** start of DATASET CONTENT **
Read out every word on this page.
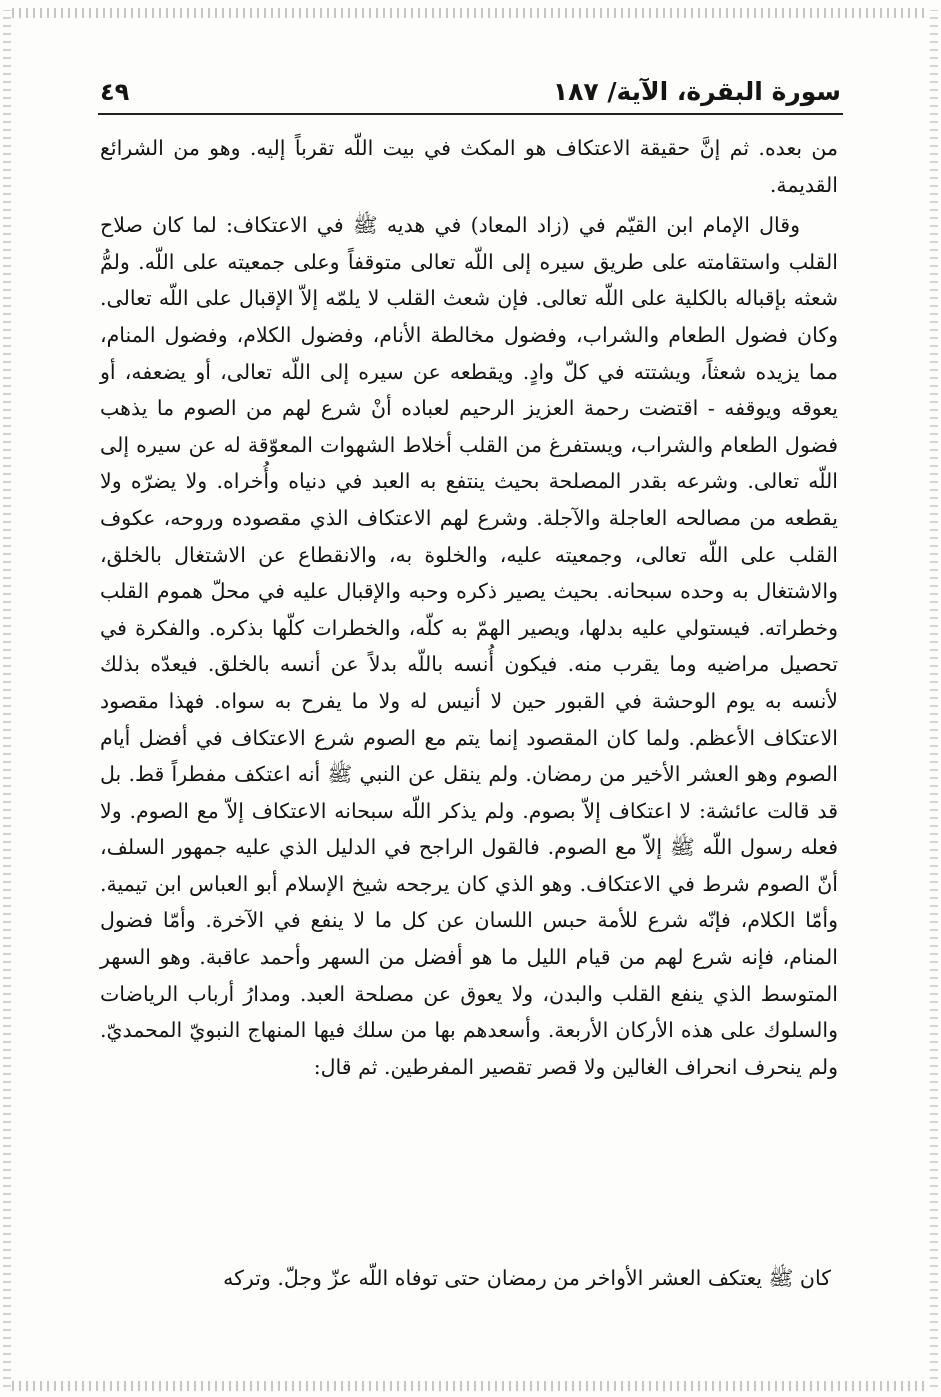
سورة البقرة، الآية/ ١٨٧
٤٩

من بعده. ثم إنَّ حقيقة الاعتكاف هو المكث في بيت اللّه تقرباً إليه. وهو من الشرائع القديمة.

وقال الإمام ابن القيّم في (زاد المعاد) في هديه ﷺ في الاعتكاف: لما كان صلاح القلب واستقامته على طريق سيره إلى اللّه تعالى متوقفاً وعلى جمعيته على اللّه. ولمُّ شعثه بإقباله بالكلية على اللّه تعالى. فإن شعث القلب لا يلمّه إلاّ الإقبال على اللّه تعالى. وكان فضول الطعام والشراب، وفضول مخالطة الأنام، وفضول الكلام، وفضول المنام، مما يزيده شعثاً، ويشتته في كلّ وادٍ. ويقطعه عن سيره إلى اللّه تعالى، أو يضعفه، أو يعوقه ويوقفه - اقتضت رحمة العزيز الرحيم لعباده أنْ شرع لهم من الصوم ما يذهب فضول الطعام والشراب، ويستفرغ من القلب أخلاط الشهوات المعوّقة له عن سيره إلى اللّه تعالى. وشرعه بقدر المصلحة بحيث ينتفع به العبد في دنياه وأُخراه. ولا يضرّه ولا يقطعه من مصالحه العاجلة والآجلة. وشرع لهم الاعتكاف الذي مقصوده وروحه، عكوف القلب على اللّه تعالى، وجمعيته عليه، والخلوة به، والانقطاع عن الاشتغال بالخلق، والاشتغال به وحده سبحانه. بحيث يصير ذكره وحبه والإقبال عليه في محلّ هموم القلب وخطراته. فيستولي عليه بدلها، ويصير الهمّ به كلّه، والخطرات كلّها بذكره. والفكرة في تحصيل مراضيه وما يقرب منه. فيكون أُنسه باللّه بدلاً عن أنسه بالخلق. فيعدّه بذلك لأنسه به يوم الوحشة في القبور حين لا أنيس له ولا ما يفرح به سواه. فهذا مقصود الاعتكاف الأعظم. ولما كان المقصود إنما يتم مع الصوم شرع الاعتكاف في أفضل أيام الصوم وهو العشر الأخير من رمضان. ولم ينقل عن النبي ﷺ أنه اعتكف مفطراً قط. بل قد قالت عائشة: لا اعتكاف إلاّ بصوم. ولم يذكر اللّه سبحانه الاعتكاف إلاّ مع الصوم. ولا فعله رسول اللّه ﷺ إلاّ مع الصوم. فالقول الراجح في الدليل الذي عليه جمهور السلف، أنّ الصوم شرط في الاعتكاف. وهو الذي كان يرجحه شيخ الإسلام أبو العباس ابن تيمية. وأمّا الكلام، فإنّه شرع للأمة حبس اللسان عن كل ما لا ينفع في الآخرة. وأمّا فضول المنام، فإنه شرع لهم من قيام الليل ما هو أفضل من السهر وأحمد عاقبة. وهو السهر المتوسط الذي ينفع القلب والبدن، ولا يعوق عن مصلحة العبد. ومدارُ أرباب الرياضات والسلوك على هذه الأركان الأربعة. وأسعدهم بها من سلك فيها المنهاج النبويّ المحمديّ. ولم ينحرف انحراف الغالين ولا قصر تقصير المفرطين. ثم قال:

كان ﷺ يعتكف العشر الأواخر من رمضان حتى توفاه اللّه عزّ وجلّ. وتركه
** end of DATASET CONTENT **
All of the records above must be copied exactly, except for the pictures.

Read out every word on this page.
سورة البقرة، الآية/ ١٨٧
٤٩

من بعده. ثم إنَّ حقيقة الاعتكاف هو المكث في بيت اللّه تقرباً إليه. وهو من الشرائع القديمة.

وقال الإمام ابن القيّم في (زاد المعاد) في هديه ﷺ في الاعتكاف: لما كان صلاح القلب واستقامته على طريق سيره إلى اللّه تعالى متوقفاً وعلى جمعيته على اللّه. ولمُّ شعثه بإقباله بالكلية على اللّه تعالى. فإن شعث القلب لا يلمّه إلاّ الإقبال على اللّه تعالى. وكان فضول الطعام والشراب، وفضول مخالطة الأنام، وفضول الكلام، وفضول المنام، مما يزيده شعثاً، ويشتته في كلّ وادٍ. ويقطعه عن سيره إلى اللّه تعالى، أو يضعفه، أو يعوقه ويوقفه - اقتضت رحمة العزيز الرحيم لعباده أنْ شرع لهم من الصوم ما يذهب فضول الطعام والشراب، ويستفرغ من القلب أخلاط الشهوات المعوّقة له عن سيره إلى اللّه تعالى. وشرعه بقدر المصلحة بحيث ينتفع به العبد في دنياه وأُخراه. ولا يضرّه ولا يقطعه من مصالحه العاجلة والآجلة. وشرع لهم الاعتكاف الذي مقصوده وروحه، عكوف القلب على اللّه تعالى، وجمعيته عليه، والخلوة به، والانقطاع عن الاشتغال بالخلق، والاشتغال به وحده سبحانه. بحيث يصير ذكره وحبه والإقبال عليه في محلّ هموم القلب وخطراته. فيستولي عليه بدلها، ويصير الهمّ به كلّه، والخطرات كلّها بذكره. والفكرة في تحصيل مراضيه وما يقرب منه. فيكون أُنسه باللّه بدلاً عن أنسه بالخلق. فيعدّه بذلك لأنسه به يوم الوحشة في القبور حين لا أنيس له ولا ما يفرح به سواه. فهذا مقصود الاعتكاف الأعظم. ولما كان المقصود إنما يتم مع الصوم شرع الاعتكاف في أفضل أيام الصوم وهو العشر الأخير من رمضان. ولم ينقل عن النبي ﷺ أنه اعتكف مفطراً قط. بل قد قالت عائشة: لا اعتكاف إلاّ بصوم. ولم يذكر اللّه سبحانه الاعتكاف إلاّ مع الصوم. ولا فعله رسول اللّه ﷺ إلاّ مع الصوم. فالقول الراجح في الدليل الذي عليه جمهور السلف، أنّ الصوم شرط في الاعتكاف. وهو الذي كان يرجحه شيخ الإسلام أبو العباس ابن تيمية. وأمّا الكلام، فإنّه شرع للأمة حبس اللسان عن كل ما لا ينفع في الآخرة. وأمّا فضول المنام، فإنه شرع لهم من قيام الليل ما هو أفضل من السهر وأحمد عاقبة. وهو السهر المتوسط الذي ينفع القلب والبدن، ولا يعوق عن مصلحة العبد. ومدارُ أرباب الرياضات والسلوك على هذه الأركان الأربعة. وأسعدهم بها من سلك فيها المنهاج النبويّ المحمديّ. ولم ينحرف انحراف الغالين ولا قصر تقصير المفرطين. ثم قال:

كان ﷺ يعتكف العشر الأواخر من رمضان حتى توفاه اللّه عزّ وجلّ. وتركه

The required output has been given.